Return each line that holds the word "masked".

BEGIN Data supplied

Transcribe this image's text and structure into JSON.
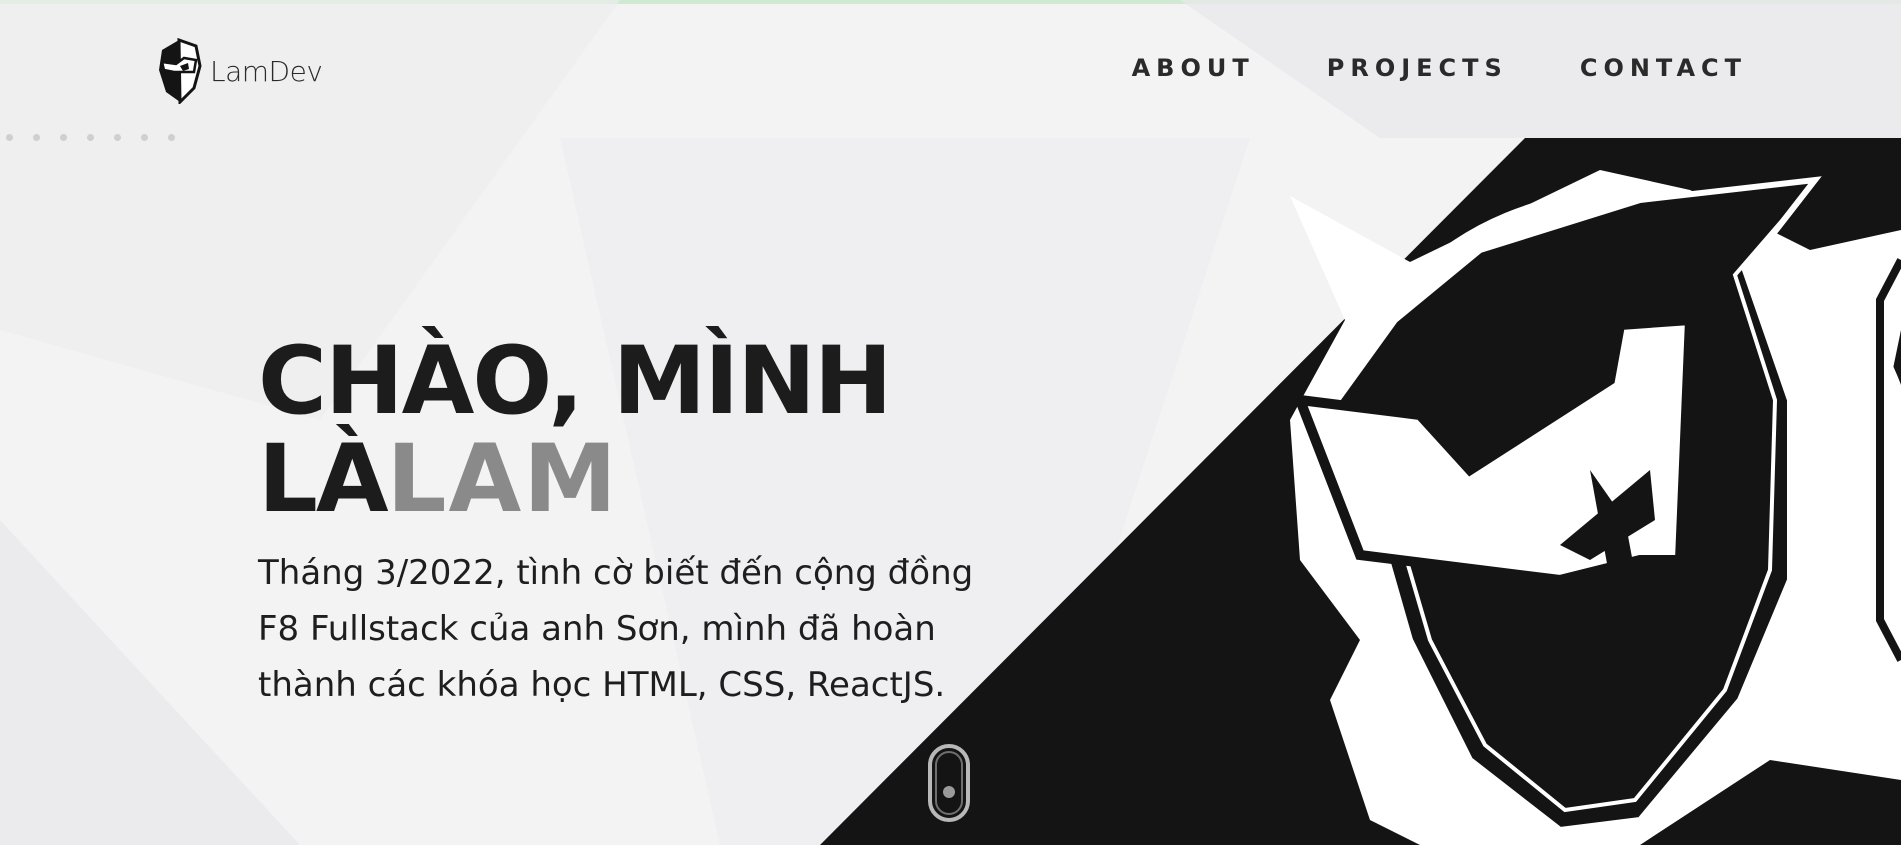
{
  "header": {
    "logo_text": "LamDev",
    "nav": {
      "about": "ABOUT",
      "projects": "PROJECTS",
      "contact": "CONTACT"
    }
  },
  "hero": {
    "headline_line1": "CHÀO, MÌNH",
    "headline_prefix": "LÀ",
    "headline_name": "LAM",
    "intro": "Tháng 3/2022, tình cờ biết đến cộng đồng F8 Fullstack của anh Sơn, mình đã hoàn thành các khóa học HTML, CSS, ReactJS."
  },
  "icons": {
    "logo": "masked-face-logo-icon",
    "hero_art": "masked-face-emblem",
    "scroll": "mouse-scroll-icon"
  },
  "colors": {
    "accent_strip": "#cfe9d3",
    "background": "#f3f3f4",
    "text_dark": "#1c1c1c",
    "name_gray": "#8a8a8a",
    "art_black": "#141414"
  }
}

END Data supplied

Output for this exercise:
    "logo": "masked-face-logo-icon",
    "hero_art": "masked-face-emblem",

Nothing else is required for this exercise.